Stored records:
▼▼▼

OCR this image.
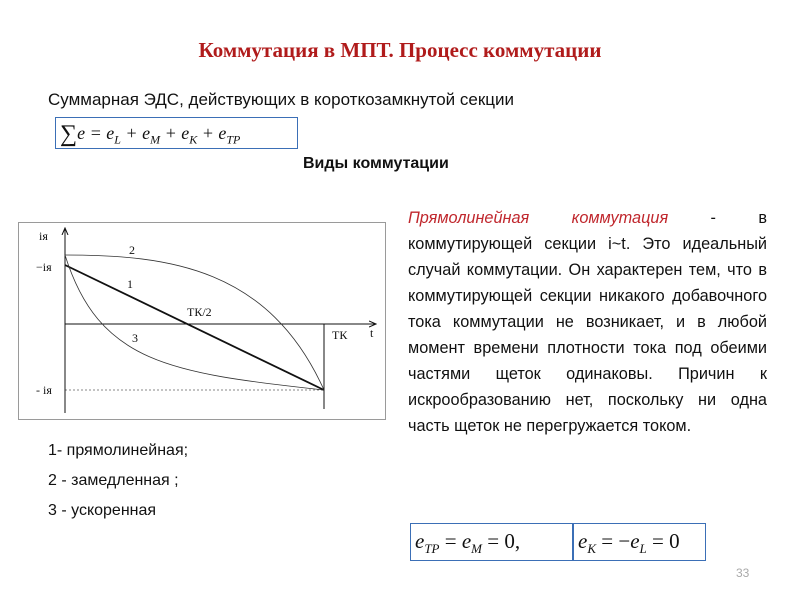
Коммутация в МПТ. Процесс коммутации
Суммарная ЭДС, действующих в короткозамкнутой секции
$\sum e = e_L + e_M + e_K + e_{TP}$
Виды коммутации
iя
−iя
- iя
2
1
3
TК/2
TК t
1- прямолинейная;
2 - замедленная ;
3 - ускоренная
Прямолинейная коммутация - в коммутирующей секции i~t. Это идеальный случай коммутации. Он характерен тем, что в коммутирующей секции никакого добавочного тока коммутации не возникает, и в любой момент времени плотности тока под обеими частями щеток одинаковы. Причин к искрообразованию нет, поскольку ни одна часть щеток не перегружается током.
$e_{TP} = e_M = 0$,	$e_K = -e_L = 0$
33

▲▲▲

SHORT TASK: Set the pictures aside and transcribe the data above exactly.

THE RESULT:
OCR this image.
Коммутация в МПТ. Процесс коммутации
Суммарная ЭДС, действующих в короткозамкнутой секции
$\sum e = e_L + e_M + e_K + e_{TP}$
Виды коммутации
iя
−iя
- iя
2
1
3
TК/2
TК t
1- прямолинейная;
2 - замедленная ;
3 - ускоренная
Прямолинейная коммутация - в коммутирующей секции i~t. Это идеальный случай коммутации. Он характерен тем, что в коммутирующей секции никакого добавочного тока коммутации не возникает, и в любой момент времени плотности тока под обеими частями щеток одинаковы. Причин к искрообразованию нет, поскольку ни одна часть щеток не перегружается током.
$e_{TP} = e_M = 0$,	$e_K = -e_L = 0$
33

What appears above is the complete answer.